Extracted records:
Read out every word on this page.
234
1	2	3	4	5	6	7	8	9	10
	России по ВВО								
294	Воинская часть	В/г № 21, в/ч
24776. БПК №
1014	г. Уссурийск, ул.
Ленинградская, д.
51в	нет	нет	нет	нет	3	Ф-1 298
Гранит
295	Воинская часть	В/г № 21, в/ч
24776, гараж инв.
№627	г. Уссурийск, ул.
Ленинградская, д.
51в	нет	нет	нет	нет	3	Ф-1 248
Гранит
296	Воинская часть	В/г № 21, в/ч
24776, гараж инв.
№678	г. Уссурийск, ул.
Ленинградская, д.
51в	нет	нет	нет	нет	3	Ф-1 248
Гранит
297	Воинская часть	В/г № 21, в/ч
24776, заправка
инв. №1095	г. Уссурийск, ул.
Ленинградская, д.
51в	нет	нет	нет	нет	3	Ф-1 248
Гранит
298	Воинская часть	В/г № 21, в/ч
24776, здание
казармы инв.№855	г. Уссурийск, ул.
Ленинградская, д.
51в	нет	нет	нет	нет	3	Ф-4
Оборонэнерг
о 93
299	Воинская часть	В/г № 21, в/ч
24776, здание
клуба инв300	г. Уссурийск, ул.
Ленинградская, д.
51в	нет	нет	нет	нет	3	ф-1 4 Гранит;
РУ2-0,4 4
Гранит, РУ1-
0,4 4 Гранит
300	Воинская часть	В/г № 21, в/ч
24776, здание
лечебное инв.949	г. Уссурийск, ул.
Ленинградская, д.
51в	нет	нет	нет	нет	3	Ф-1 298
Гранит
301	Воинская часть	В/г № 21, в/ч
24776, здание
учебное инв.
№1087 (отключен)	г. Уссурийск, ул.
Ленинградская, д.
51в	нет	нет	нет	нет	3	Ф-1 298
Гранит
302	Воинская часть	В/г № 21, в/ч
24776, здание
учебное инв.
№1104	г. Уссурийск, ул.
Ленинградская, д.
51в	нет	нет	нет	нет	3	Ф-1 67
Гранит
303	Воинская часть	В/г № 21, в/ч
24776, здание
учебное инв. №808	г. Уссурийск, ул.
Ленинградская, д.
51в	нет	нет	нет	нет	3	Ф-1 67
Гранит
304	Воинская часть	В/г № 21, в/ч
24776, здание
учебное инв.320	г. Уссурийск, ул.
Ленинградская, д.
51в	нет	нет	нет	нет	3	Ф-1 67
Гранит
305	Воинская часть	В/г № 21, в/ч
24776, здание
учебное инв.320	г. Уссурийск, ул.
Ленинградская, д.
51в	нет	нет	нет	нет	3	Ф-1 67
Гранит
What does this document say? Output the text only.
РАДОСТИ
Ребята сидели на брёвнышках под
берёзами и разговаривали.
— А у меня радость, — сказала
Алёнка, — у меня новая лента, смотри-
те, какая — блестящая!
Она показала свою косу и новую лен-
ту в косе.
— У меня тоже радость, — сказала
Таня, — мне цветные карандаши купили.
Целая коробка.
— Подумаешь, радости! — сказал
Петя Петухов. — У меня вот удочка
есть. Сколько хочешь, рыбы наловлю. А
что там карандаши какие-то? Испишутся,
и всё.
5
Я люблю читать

* What to do *
Each line in the material above must be retyped without alteration.

* Complete answer *
Read out every word on this page.
234
1	2	3	4	5	6	7	8	9	10
	России по ВВО								
294	Воинская часть	В/г № 21, в/ч
24776. БПК №
1014	г. Уссурийск, ул.
Ленинградская, д.
51в	нет	нет	нет	нет	3	Ф-1 298
Гранит
295	Воинская часть	В/г № 21, в/ч
24776, гараж инв.
№627	г. Уссурийск, ул.
Ленинградская, д.
51в	нет	нет	нет	нет	3	Ф-1 248
Гранит
296	Воинская часть	В/г № 21, в/ч
24776, гараж инв.
№678	г. Уссурийск, ул.
Ленинградская, д.
51в	нет	нет	нет	нет	3	Ф-1 248
Гранит
297	Воинская часть	В/г № 21, в/ч
24776, заправка
инв. №1095	г. Уссурийск, ул.
Ленинградская, д.
51в	нет	нет	нет	нет	3	Ф-1 248
Гранит
298	Воинская часть	В/г № 21, в/ч
24776, здание
казармы инв.№855	г. Уссурийск, ул.
Ленинградская, д.
51в	нет	нет	нет	нет	3	Ф-4
Оборонэнерг
о 93
299	Воинская часть	В/г № 21, в/ч
24776, здание
клуба инв300	г. Уссурийск, ул.
Ленинградская, д.
51в	нет	нет	нет	нет	3	ф-1 4 Гранит;
РУ2-0,4 4
Гранит, РУ1-
0,4 4 Гранит
300	Воинская часть	В/г № 21, в/ч
24776, здание
лечебное инв.949	г. Уссурийск, ул.
Ленинградская, д.
51в	нет	нет	нет	нет	3	Ф-1 298
Гранит
301	Воинская часть	В/г № 21, в/ч
24776, здание
учебное инв.
№1087 (отключен)	г. Уссурийск, ул.
Ленинградская, д.
51в	нет	нет	нет	нет	3	Ф-1 298
Гранит
302	Воинская часть	В/г № 21, в/ч
24776, здание
учебное инв.
№1104	г. Уссурийск, ул.
Ленинградская, д.
51в	нет	нет	нет	нет	3	Ф-1 67
Гранит
303	Воинская часть	В/г № 21, в/ч
24776, здание
учебное инв. №808	г. Уссурийск, ул.
Ленинградская, д.
51в	нет	нет	нет	нет	3	Ф-1 67
Гранит
304	Воинская часть	В/г № 21, в/ч
24776, здание
учебное инв.320	г. Уссурийск, ул.
Ленинградская, д.
51в	нет	нет	нет	нет	3	Ф-1 67
Гранит
305	Воинская часть	В/г № 21, в/ч
24776, здание
учебное инв.320	г. Уссурийск, ул.
Ленинградская, д.
51в	нет	нет	нет	нет	3	Ф-1 67
Гранит
What does this document say? Output the text only.
РАДОСТИ
Ребята сидели на брёвнышках под
берёзами и разговаривали.
— А у меня радость, — сказала
Алёнка, — у меня новая лента, смотри-
те, какая — блестящая!
Она показала свою косу и новую лен-
ту в косе.
— У меня тоже радость, — сказала
Таня, — мне цветные карандаши купили.
Целая коробка.
— Подумаешь, радости! — сказал
Петя Петухов. — У меня вот удочка
есть. Сколько хочешь, рыбы наловлю. А
что там карандаши какие-то? Испишутся,
и всё.
5
Я люблю читать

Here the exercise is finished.